### What is being asked
Check every line of the material below for the string "сказов", and return the ones that have it.

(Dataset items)
══════════

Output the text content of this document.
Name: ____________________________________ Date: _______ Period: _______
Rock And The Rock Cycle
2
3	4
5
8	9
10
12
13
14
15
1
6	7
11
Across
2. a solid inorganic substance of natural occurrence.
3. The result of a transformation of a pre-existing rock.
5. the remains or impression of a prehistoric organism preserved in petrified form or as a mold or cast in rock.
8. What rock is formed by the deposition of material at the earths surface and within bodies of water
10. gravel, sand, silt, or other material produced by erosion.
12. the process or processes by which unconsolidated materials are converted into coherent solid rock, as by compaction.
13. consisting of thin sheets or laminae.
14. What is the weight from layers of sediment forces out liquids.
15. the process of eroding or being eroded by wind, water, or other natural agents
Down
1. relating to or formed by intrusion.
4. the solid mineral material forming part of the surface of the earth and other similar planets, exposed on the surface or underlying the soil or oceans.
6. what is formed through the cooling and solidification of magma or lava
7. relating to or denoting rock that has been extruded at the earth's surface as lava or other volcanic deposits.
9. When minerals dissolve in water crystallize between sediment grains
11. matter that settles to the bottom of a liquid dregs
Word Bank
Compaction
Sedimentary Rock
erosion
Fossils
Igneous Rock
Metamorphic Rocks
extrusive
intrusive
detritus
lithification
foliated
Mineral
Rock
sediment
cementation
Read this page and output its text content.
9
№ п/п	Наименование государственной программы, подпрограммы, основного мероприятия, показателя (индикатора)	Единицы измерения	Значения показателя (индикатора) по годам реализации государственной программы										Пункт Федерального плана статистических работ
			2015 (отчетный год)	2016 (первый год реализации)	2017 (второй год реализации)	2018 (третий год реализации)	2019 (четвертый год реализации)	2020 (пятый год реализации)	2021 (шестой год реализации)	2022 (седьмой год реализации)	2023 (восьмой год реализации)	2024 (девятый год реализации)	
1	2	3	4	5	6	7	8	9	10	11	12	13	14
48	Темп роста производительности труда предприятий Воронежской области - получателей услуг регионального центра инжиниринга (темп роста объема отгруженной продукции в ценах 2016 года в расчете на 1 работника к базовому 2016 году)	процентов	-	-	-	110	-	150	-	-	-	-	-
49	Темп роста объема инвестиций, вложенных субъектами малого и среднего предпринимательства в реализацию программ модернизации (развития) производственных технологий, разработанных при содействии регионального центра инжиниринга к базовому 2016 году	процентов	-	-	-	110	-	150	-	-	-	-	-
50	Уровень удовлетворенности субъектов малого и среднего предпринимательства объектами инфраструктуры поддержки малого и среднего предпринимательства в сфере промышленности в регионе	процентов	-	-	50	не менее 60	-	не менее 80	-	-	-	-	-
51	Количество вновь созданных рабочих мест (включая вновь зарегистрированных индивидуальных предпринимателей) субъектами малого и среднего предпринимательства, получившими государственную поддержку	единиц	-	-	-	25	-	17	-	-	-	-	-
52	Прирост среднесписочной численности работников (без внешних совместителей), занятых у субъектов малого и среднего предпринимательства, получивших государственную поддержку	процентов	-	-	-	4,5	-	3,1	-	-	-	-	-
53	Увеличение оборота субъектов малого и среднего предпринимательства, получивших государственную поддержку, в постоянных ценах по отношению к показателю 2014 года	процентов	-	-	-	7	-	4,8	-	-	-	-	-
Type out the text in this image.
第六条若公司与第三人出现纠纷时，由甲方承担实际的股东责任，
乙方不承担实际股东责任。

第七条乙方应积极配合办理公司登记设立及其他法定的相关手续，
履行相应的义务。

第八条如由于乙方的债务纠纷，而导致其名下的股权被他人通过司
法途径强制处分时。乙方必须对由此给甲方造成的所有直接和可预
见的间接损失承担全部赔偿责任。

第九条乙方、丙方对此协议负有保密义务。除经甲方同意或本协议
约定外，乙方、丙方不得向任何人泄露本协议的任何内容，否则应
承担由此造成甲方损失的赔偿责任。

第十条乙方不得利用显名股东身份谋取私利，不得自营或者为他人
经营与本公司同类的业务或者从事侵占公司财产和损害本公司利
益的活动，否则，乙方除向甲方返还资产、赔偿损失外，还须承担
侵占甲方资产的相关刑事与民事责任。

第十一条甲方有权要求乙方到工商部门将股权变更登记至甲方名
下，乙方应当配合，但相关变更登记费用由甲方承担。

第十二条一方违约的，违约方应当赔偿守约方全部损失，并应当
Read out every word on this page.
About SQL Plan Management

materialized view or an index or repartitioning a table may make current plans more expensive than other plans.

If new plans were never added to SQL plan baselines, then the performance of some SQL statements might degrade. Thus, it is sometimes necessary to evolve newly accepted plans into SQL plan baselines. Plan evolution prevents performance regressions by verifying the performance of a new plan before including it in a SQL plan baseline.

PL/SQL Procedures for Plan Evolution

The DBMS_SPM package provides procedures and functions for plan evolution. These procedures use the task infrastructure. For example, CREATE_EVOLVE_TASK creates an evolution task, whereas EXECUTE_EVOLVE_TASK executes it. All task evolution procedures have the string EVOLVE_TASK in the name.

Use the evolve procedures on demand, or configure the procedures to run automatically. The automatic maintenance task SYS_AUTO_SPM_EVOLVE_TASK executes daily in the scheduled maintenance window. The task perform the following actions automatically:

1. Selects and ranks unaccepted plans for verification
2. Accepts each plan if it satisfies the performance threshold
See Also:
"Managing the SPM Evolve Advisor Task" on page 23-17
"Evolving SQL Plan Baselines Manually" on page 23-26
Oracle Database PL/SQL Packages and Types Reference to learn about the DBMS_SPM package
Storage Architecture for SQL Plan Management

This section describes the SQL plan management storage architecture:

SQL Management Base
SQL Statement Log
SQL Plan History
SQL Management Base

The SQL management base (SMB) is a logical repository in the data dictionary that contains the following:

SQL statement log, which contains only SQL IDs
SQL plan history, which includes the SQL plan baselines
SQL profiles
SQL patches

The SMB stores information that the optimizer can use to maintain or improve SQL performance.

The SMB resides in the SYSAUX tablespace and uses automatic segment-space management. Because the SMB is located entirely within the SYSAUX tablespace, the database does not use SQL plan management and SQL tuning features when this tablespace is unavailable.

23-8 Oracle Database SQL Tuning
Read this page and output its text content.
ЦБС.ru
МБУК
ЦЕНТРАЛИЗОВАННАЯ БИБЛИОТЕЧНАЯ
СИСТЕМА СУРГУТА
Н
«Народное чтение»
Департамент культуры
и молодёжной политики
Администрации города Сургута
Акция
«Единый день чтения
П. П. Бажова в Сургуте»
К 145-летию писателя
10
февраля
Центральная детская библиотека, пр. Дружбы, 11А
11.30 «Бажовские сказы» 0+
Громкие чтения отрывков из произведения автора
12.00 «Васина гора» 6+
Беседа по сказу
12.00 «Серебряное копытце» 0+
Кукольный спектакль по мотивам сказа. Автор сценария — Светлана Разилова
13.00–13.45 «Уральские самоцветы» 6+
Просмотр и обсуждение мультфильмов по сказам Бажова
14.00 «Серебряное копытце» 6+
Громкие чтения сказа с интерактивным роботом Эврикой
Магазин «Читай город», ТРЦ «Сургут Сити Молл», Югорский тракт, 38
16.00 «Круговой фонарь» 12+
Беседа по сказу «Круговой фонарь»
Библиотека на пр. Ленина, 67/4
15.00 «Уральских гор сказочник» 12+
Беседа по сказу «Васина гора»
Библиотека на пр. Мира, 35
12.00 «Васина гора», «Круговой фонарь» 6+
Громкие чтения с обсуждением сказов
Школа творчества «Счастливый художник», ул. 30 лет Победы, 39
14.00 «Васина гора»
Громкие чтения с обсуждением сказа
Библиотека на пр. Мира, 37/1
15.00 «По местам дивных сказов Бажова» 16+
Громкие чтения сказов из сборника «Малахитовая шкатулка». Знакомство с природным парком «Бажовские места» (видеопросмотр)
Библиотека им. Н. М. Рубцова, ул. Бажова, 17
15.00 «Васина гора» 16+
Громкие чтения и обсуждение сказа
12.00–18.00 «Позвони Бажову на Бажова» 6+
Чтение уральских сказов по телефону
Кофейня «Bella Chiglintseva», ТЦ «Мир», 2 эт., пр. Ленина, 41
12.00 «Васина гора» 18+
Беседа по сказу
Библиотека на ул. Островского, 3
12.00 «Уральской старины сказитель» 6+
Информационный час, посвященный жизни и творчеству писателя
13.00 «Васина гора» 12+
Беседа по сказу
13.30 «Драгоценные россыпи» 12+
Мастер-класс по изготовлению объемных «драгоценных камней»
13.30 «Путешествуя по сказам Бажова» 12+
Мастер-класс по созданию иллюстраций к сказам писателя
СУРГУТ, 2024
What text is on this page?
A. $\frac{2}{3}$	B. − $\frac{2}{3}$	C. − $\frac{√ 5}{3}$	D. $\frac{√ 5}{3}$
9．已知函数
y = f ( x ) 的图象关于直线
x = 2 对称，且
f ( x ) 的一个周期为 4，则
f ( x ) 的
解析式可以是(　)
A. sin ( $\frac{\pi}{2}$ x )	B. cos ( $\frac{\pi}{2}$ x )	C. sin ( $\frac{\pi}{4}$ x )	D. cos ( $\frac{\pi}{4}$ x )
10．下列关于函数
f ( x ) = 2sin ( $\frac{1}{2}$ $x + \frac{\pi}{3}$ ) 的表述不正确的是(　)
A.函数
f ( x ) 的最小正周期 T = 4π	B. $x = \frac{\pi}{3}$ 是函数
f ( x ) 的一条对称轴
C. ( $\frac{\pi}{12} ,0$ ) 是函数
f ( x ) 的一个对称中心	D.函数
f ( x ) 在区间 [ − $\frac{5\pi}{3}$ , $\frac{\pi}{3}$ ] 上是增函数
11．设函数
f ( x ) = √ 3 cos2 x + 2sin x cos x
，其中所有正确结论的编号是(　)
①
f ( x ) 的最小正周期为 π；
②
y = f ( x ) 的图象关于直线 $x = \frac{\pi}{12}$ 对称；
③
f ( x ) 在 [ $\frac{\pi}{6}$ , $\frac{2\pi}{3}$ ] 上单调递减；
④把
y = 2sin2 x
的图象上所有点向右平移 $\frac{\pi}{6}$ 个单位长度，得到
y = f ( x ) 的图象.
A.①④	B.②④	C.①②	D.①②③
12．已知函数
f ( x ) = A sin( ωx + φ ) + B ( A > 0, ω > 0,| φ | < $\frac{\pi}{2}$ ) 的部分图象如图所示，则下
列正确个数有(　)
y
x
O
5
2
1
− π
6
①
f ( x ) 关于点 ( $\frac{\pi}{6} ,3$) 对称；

══════════

### Expected answer
Громкие чтения с обсуждением сказов
15.00 «По местам дивных сказов Бажова» 16+
Громкие чтения сказов из сборника «Малахитовая шкатулка». Знакомство с природным парком «Бажовские места» (видеопросмотр)
Чтение уральских сказов по телефону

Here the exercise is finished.